* _EXERCISE_: Copy out every one of the following lines word for word, changing nothing.

* _EXTRACTED INFORMATION_:
■ ■ ■ ■
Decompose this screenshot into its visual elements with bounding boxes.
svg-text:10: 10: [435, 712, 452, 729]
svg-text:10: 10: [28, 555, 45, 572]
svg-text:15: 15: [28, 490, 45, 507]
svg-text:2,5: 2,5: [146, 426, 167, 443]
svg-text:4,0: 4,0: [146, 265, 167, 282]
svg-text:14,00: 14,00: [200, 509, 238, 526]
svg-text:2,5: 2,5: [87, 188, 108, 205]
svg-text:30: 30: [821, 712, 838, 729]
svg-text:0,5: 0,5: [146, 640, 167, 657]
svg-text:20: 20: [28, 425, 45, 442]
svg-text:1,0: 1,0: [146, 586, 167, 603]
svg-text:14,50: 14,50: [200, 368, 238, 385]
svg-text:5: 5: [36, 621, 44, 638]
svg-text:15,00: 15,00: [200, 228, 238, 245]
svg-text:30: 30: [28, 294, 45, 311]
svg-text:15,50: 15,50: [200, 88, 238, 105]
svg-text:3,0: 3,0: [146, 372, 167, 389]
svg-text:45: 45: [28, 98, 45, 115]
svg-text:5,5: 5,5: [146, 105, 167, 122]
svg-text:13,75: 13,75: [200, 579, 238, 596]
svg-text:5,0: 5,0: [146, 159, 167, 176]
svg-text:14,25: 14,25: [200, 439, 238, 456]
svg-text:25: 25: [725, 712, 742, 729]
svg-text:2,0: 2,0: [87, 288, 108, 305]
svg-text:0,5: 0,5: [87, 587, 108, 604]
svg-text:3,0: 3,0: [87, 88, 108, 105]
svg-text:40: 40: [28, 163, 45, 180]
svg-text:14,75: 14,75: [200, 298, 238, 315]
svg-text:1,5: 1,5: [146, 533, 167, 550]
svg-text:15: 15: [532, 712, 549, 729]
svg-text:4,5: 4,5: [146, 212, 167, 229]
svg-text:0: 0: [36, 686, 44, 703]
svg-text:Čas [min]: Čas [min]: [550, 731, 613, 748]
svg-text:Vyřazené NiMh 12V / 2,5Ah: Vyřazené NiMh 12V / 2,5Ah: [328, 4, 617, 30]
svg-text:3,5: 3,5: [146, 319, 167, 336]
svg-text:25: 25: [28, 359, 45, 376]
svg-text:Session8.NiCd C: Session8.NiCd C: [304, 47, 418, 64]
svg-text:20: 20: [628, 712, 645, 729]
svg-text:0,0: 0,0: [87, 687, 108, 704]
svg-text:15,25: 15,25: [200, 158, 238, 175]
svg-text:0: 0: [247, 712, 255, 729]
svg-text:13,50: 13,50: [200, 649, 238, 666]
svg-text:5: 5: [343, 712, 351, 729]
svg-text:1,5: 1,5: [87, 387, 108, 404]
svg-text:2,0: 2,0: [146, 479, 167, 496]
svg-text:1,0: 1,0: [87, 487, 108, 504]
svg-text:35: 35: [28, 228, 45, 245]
■ ■ ■ ■
* _TASK OUTPUT_:
Decompose this screenshot into its visual elements with bounding boxes.
svg-text:10: 10: [435, 712, 452, 729]
svg-text:10: 10: [28, 555, 45, 572]
svg-text:15: 15: [28, 490, 45, 507]
svg-text:2,5: 2,5: [146, 426, 167, 443]
svg-text:4,0: 4,0: [146, 265, 167, 282]
svg-text:14,00: 14,00: [200, 509, 238, 526]
svg-text:2,5: 2,5: [87, 188, 108, 205]
svg-text:30: 30: [821, 712, 838, 729]
svg-text:0,5: 0,5: [146, 640, 167, 657]
svg-text:20: 20: [28, 425, 45, 442]
svg-text:1,0: 1,0: [146, 586, 167, 603]
svg-text:14,50: 14,50: [200, 368, 238, 385]
svg-text:5: 5: [36, 621, 44, 638]
svg-text:15,00: 15,00: [200, 228, 238, 245]
svg-text:30: 30: [28, 294, 45, 311]
svg-text:15,50: 15,50: [200, 88, 238, 105]
svg-text:3,0: 3,0: [146, 372, 167, 389]
svg-text:45: 45: [28, 98, 45, 115]
svg-text:5,5: 5,5: [146, 105, 167, 122]
svg-text:13,75: 13,75: [200, 579, 238, 596]
svg-text:5,0: 5,0: [146, 159, 167, 176]
svg-text:14,25: 14,25: [200, 439, 238, 456]
svg-text:25: 25: [725, 712, 742, 729]
svg-text:2,0: 2,0: [87, 288, 108, 305]
svg-text:0,5: 0,5: [87, 587, 108, 604]
svg-text:3,0: 3,0: [87, 88, 108, 105]
svg-text:40: 40: [28, 163, 45, 180]
svg-text:14,75: 14,75: [200, 298, 238, 315]
svg-text:1,5: 1,5: [146, 533, 167, 550]
svg-text:15: 15: [532, 712, 549, 729]
svg-text:4,5: 4,5: [146, 212, 167, 229]
svg-text:0: 0: [36, 686, 44, 703]
svg-text:Čas [min]: Čas [min]: [550, 731, 613, 748]
svg-text:Vyřazené NiMh 12V / 2,5Ah: Vyřazené NiMh 12V / 2,5Ah: [328, 4, 617, 30]
svg-text:3,5: 3,5: [146, 319, 167, 336]
svg-text:25: 25: [28, 359, 45, 376]
svg-text:Session8.NiCd C: Session8.NiCd C: [304, 47, 418, 64]
svg-text:20: 20: [628, 712, 645, 729]
svg-text:0,0: 0,0: [87, 687, 108, 704]
svg-text:15,25: 15,25: [200, 158, 238, 175]
svg-text:0: 0: [247, 712, 255, 729]
svg-text:13,50: 13,50: [200, 649, 238, 666]
svg-text:5: 5: [343, 712, 351, 729]
svg-text:1,5: 1,5: [87, 387, 108, 404]
svg-text:2,0: 2,0: [146, 479, 167, 496]
svg-text:1,0: 1,0: [87, 487, 108, 504]
svg-text:35: 35: [28, 228, 45, 245]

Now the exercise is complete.